Recorded data:
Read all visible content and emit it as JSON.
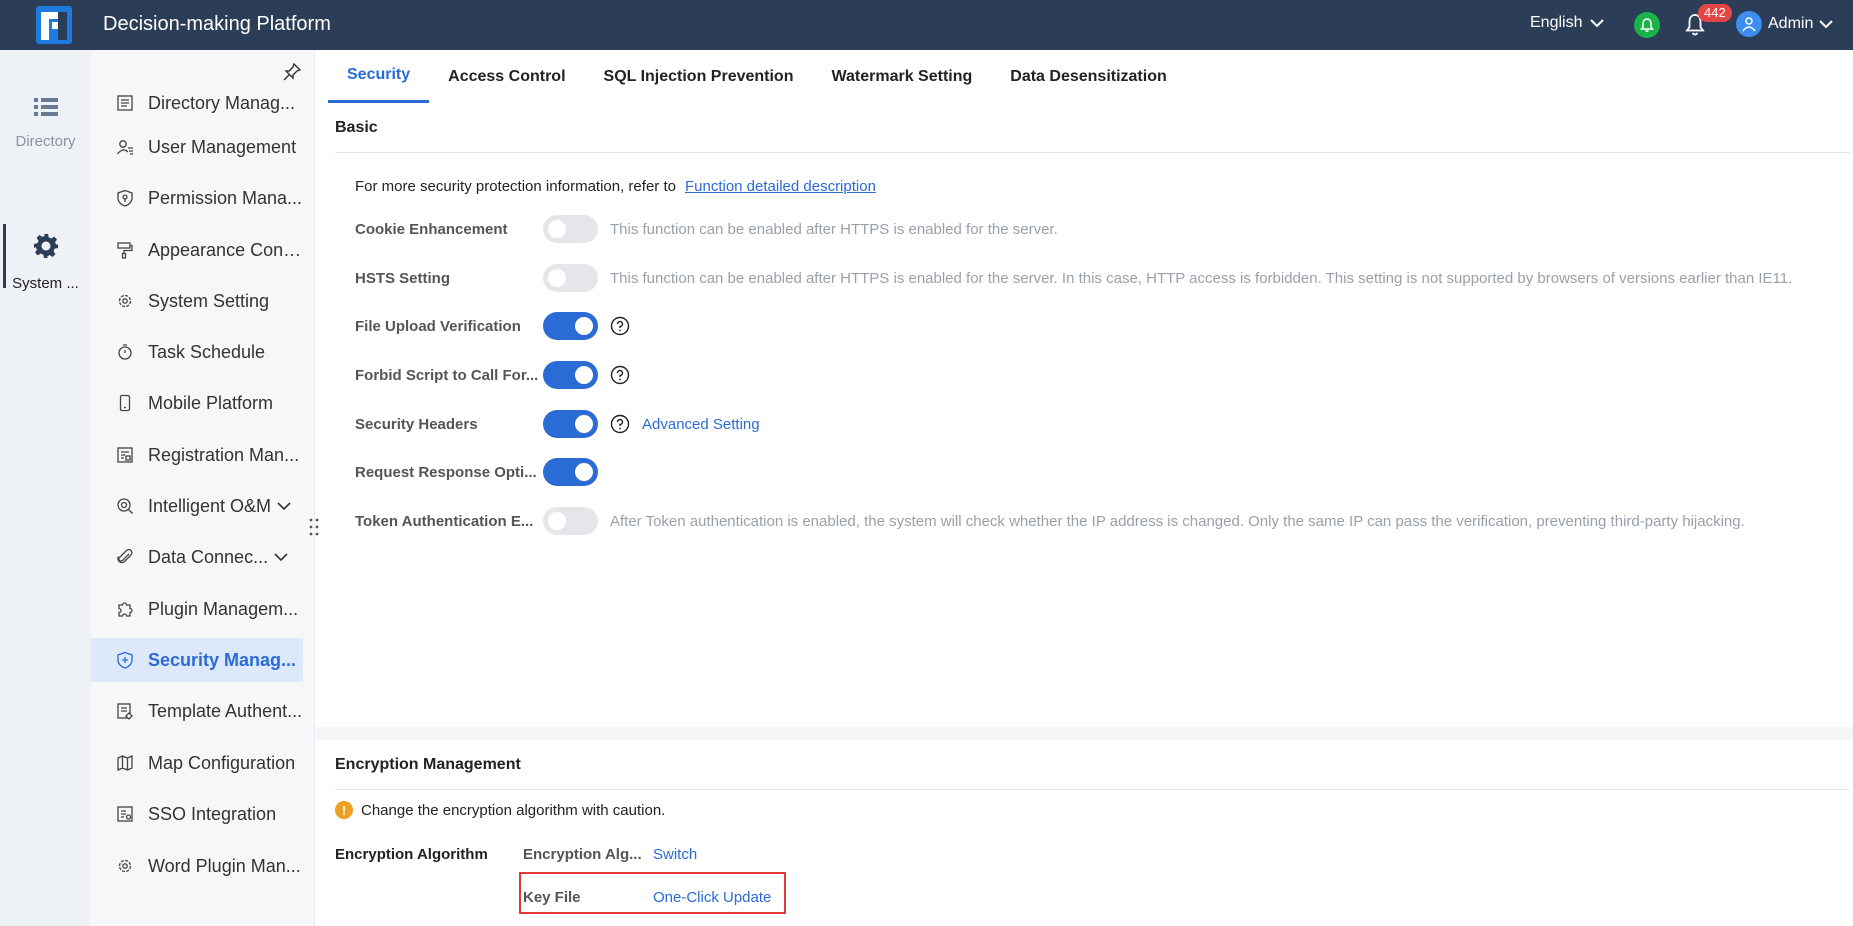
{
  "header": {
    "title": "Decision-making Platform",
    "language": "English",
    "notification_count": "442",
    "user_name": "Admin"
  },
  "rail": {
    "items": [
      {
        "label": "Directory",
        "icon": "list-icon"
      },
      {
        "label": "System ...",
        "icon": "gear-icon"
      }
    ]
  },
  "sidebar": {
    "items": [
      {
        "label": "Directory Manag...",
        "icon": "document-icon"
      },
      {
        "label": "User Management",
        "icon": "user-icon"
      },
      {
        "label": "Permission Mana...",
        "icon": "shield-icon"
      },
      {
        "label": "Appearance Conf...",
        "icon": "paint-roller-icon"
      },
      {
        "label": "System Setting",
        "icon": "gear-icon"
      },
      {
        "label": "Task Schedule",
        "icon": "stopwatch-icon"
      },
      {
        "label": "Mobile Platform",
        "icon": "mobile-icon"
      },
      {
        "label": "Registration Man...",
        "icon": "registration-icon"
      },
      {
        "label": "Intelligent O&M",
        "icon": "om-icon"
      },
      {
        "label": "Data Connec...",
        "icon": "paperclip-icon"
      },
      {
        "label": "Plugin Managem...",
        "icon": "puzzle-icon"
      },
      {
        "label": "Security Manag...",
        "icon": "shield-plus-icon"
      },
      {
        "label": "Template Authent...",
        "icon": "template-icon"
      },
      {
        "label": "Map Configuration",
        "icon": "map-icon"
      },
      {
        "label": "SSO Integration",
        "icon": "sso-icon"
      },
      {
        "label": "Word Plugin Man...",
        "icon": "gear-icon"
      }
    ]
  },
  "tabs": [
    {
      "label": "Security"
    },
    {
      "label": "Access Control"
    },
    {
      "label": "SQL Injection Prevention"
    },
    {
      "label": "Watermark Setting"
    },
    {
      "label": "Data Desensitization"
    }
  ],
  "basic": {
    "title": "Basic",
    "info_text": "For more security protection information, refer to",
    "info_link": "Function detailed description",
    "settings": [
      {
        "label": "Cookie Enhancement",
        "enabled": false,
        "desc": "This function can be enabled after HTTPS is enabled for the server."
      },
      {
        "label": "HSTS Setting",
        "enabled": false,
        "desc": "This function can be enabled after HTTPS is enabled for the server. In this case, HTTP access is forbidden. This setting is not supported by browsers of versions earlier than IE11."
      },
      {
        "label": "File Upload Verification",
        "enabled": true
      },
      {
        "label": "Forbid Script to Call For...",
        "enabled": true
      },
      {
        "label": "Security Headers",
        "enabled": true,
        "link": "Advanced Setting"
      },
      {
        "label": "Request Response Opti...",
        "enabled": true
      },
      {
        "label": "Token Authentication E...",
        "enabled": false,
        "desc": "After Token authentication is enabled, the system will check whether the IP address is changed. Only the same IP can pass the verification, preventing third-party hijacking."
      }
    ]
  },
  "encryption": {
    "title": "Encryption Management",
    "warning": "Change the encryption algorithm with caution.",
    "algorithm_label": "Encryption Algorithm",
    "rows": [
      {
        "key": "Encryption Alg...",
        "action": "Switch"
      },
      {
        "key": "Key File",
        "action": "One-Click Update"
      }
    ]
  },
  "colors": {
    "topbar": "#2c3e57",
    "accent": "#2a6bd6",
    "highlight": "#e53935"
  }
}
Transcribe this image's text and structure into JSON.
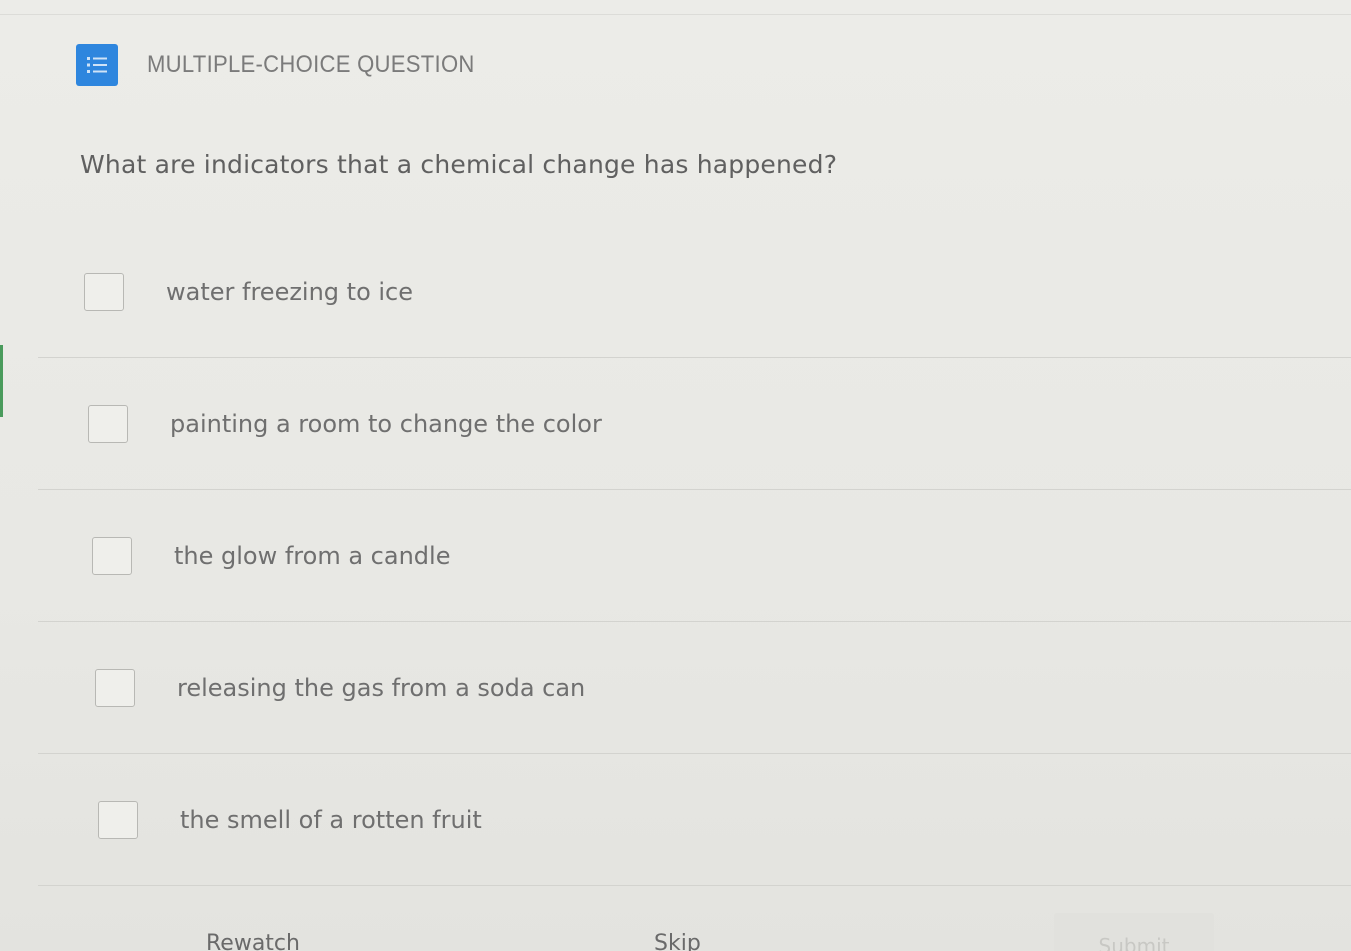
{
  "header": {
    "icon": "list-icon",
    "label": "MULTIPLE-CHOICE QUESTION",
    "icon_color": "#2e86de"
  },
  "question": {
    "text": "What are indicators that a chemical change has happened?"
  },
  "options": [
    {
      "label": "water freezing to ice",
      "checked": false
    },
    {
      "label": "painting a room to change the color",
      "checked": false
    },
    {
      "label": "the glow from a candle",
      "checked": false
    },
    {
      "label": "releasing the gas from a soda can",
      "checked": false
    },
    {
      "label": "the smell of a rotten fruit",
      "checked": false
    }
  ],
  "footer": {
    "rewatch_label": "Rewatch",
    "skip_label": "Skip",
    "submit_label": "Submit"
  }
}
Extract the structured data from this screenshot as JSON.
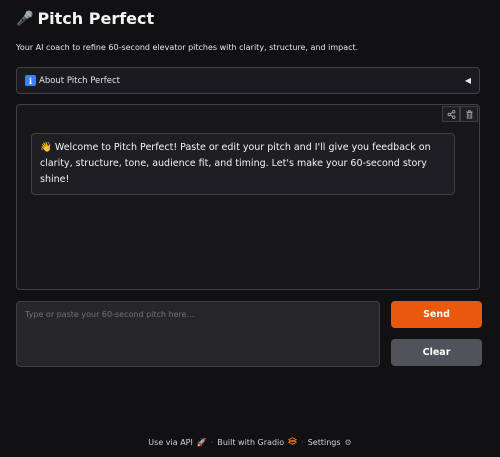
{
  "app": {
    "title": "Pitch Perfect",
    "title_icon": "microphone-icon",
    "subtitle": "Your AI coach to refine 60-second elevator pitches with clarity, structure, and impact."
  },
  "accordion": {
    "icon": "info-icon",
    "icon_glyph": "i",
    "label": "About Pitch Perfect",
    "caret": "◀"
  },
  "chat": {
    "tools": [
      "share-icon",
      "trash-icon"
    ],
    "messages": [
      {
        "role": "assistant",
        "emoji": "👋",
        "text": "Welcome to Pitch Perfect! Paste or edit your pitch and I'll give you feedback on clarity, structure, tone, audience fit, and timing. Let's make your 60-second story shine!"
      }
    ]
  },
  "input": {
    "value": "",
    "placeholder": "Type or paste your 60-second pitch here..."
  },
  "buttons": {
    "send": "Send",
    "clear": "Clear"
  },
  "footer": {
    "api": "Use via API",
    "built": "Built with Gradio",
    "settings": "Settings",
    "separator": "·"
  },
  "colors": {
    "accent": "#ea580c",
    "secondary_button": "#52525b",
    "background": "#111113"
  }
}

§ **REQUEST**
Omit the pictures, then quote the rest of the material above exactly.

§ **CORRECT RESPONSE**
Read all visible content and emit it as JSON.
{
  "header": {
    "title": "Decision-making Platform",
    "language": "English",
    "notification_count": "442",
    "user_name": "Admin"
  },
  "rail": {
    "items": [
      {
        "label": "Directory",
        "icon": "list-icon"
      },
      {
        "label": "System ...",
        "icon": "gear-icon"
      }
    ]
  },
  "sidebar": {
    "items": [
      {
        "label": "Directory Manag...",
        "icon": "document-icon"
      },
      {
        "label": "User Management",
        "icon": "user-icon"
      },
      {
        "label": "Permission Mana...",
        "icon": "shield-icon"
      },
      {
        "label": "Appearance Conf...",
        "icon": "paint-roller-icon"
      },
      {
        "label": "System Setting",
        "icon": "gear-icon"
      },
      {
        "label": "Task Schedule",
        "icon": "stopwatch-icon"
      },
      {
        "label": "Mobile Platform",
        "icon": "mobile-icon"
      },
      {
        "label": "Registration Man...",
        "icon": "registration-icon"
      },
      {
        "label": "Intelligent O&M",
        "icon": "om-icon"
      },
      {
        "label": "Data Connec...",
        "icon": "paperclip-icon"
      },
      {
        "label": "Plugin Managem...",
        "icon": "puzzle-icon"
      },
      {
        "label": "Security Manag...",
        "icon": "shield-plus-icon"
      },
      {
        "label": "Template Authent...",
        "icon": "template-icon"
      },
      {
        "label": "Map Configuration",
        "icon": "map-icon"
      },
      {
        "label": "SSO Integration",
        "icon": "sso-icon"
      },
      {
        "label": "Word Plugin Man...",
        "icon": "gear-icon"
      }
    ]
  },
  "tabs": [
    {
      "label": "Security"
    },
    {
      "label": "Access Control"
    },
    {
      "label": "SQL Injection Prevention"
    },
    {
      "label": "Watermark Setting"
    },
    {
      "label": "Data Desensitization"
    }
  ],
  "basic": {
    "title": "Basic",
    "info_text": "For more security protection information, refer to",
    "info_link": "Function detailed description",
    "settings": [
      {
        "label": "Cookie Enhancement",
        "enabled": false,
        "desc": "This function can be enabled after HTTPS is enabled for the server."
      },
      {
        "label": "HSTS Setting",
        "enabled": false,
        "desc": "This function can be enabled after HTTPS is enabled for the server. In this case, HTTP access is forbidden. This setting is not supported by browsers of versions earlier than IE11."
      },
      {
        "label": "File Upload Verification",
        "enabled": true
      },
      {
        "label": "Forbid Script to Call For...",
        "enabled": true
      },
      {
        "label": "Security Headers",
        "enabled": true,
        "link": "Advanced Setting"
      },
      {
        "label": "Request Response Opti...",
        "enabled": true
      },
      {
        "label": "Token Authentication E...",
        "enabled": false,
        "desc": "After Token authentication is enabled, the system will check whether the IP address is changed. Only the same IP can pass the verification, preventing third-party hijacking."
      }
    ]
  },
  "encryption": {
    "title": "Encryption Management",
    "warning": "Change the encryption algorithm with caution.",
    "algorithm_label": "Encryption Algorithm",
    "rows": [
      {
        "key": "Encryption Alg...",
        "action": "Switch"
      },
      {
        "key": "Key File",
        "action": "One-Click Update"
      }
    ]
  },
  "colors": {
    "topbar": "#2c3e57",
    "accent": "#2a6bd6",
    "highlight": "#e53935"
  }
}
Transcribe this image's text and structure into JSON.
{
  "header": {
    "icon": "list-icon",
    "label": "MULTIPLE-CHOICE QUESTION",
    "icon_color": "#2e86de"
  },
  "question": {
    "text": "What are indicators that a chemical change has happened?"
  },
  "options": [
    {
      "label": "water freezing to ice",
      "checked": false
    },
    {
      "label": "painting a room to change the color",
      "checked": false
    },
    {
      "label": "the glow from a candle",
      "checked": false
    },
    {
      "label": "releasing the gas from a soda can",
      "checked": false
    },
    {
      "label": "the smell of a rotten fruit",
      "checked": false
    }
  ],
  "footer": {
    "rewatch_label": "Rewatch",
    "skip_label": "Skip",
    "submit_label": "Submit"
  }
}
Extract the structured data from this screenshot as JSON.
{
  "app": {
    "title": "Pitch Perfect",
    "title_icon": "microphone-icon",
    "subtitle": "Your AI coach to refine 60-second elevator pitches with clarity, structure, and impact."
  },
  "accordion": {
    "icon": "info-icon",
    "icon_glyph": "i",
    "label": "About Pitch Perfect",
    "caret": "◀"
  },
  "chat": {
    "tools": [
      "share-icon",
      "trash-icon"
    ],
    "messages": [
      {
        "role": "assistant",
        "emoji": "👋",
        "text": "Welcome to Pitch Perfect! Paste or edit your pitch and I'll give you feedback on clarity, structure, tone, audience fit, and timing. Let's make your 60-second story shine!"
      }
    ]
  },
  "input": {
    "value": "",
    "placeholder": "Type or paste your 60-second pitch here..."
  },
  "buttons": {
    "send": "Send",
    "clear": "Clear"
  },
  "footer": {
    "api": "Use via API",
    "built": "Built with Gradio",
    "settings": "Settings",
    "separator": "·"
  },
  "colors": {
    "accent": "#ea580c",
    "secondary_button": "#52525b",
    "background": "#111113"
  }
}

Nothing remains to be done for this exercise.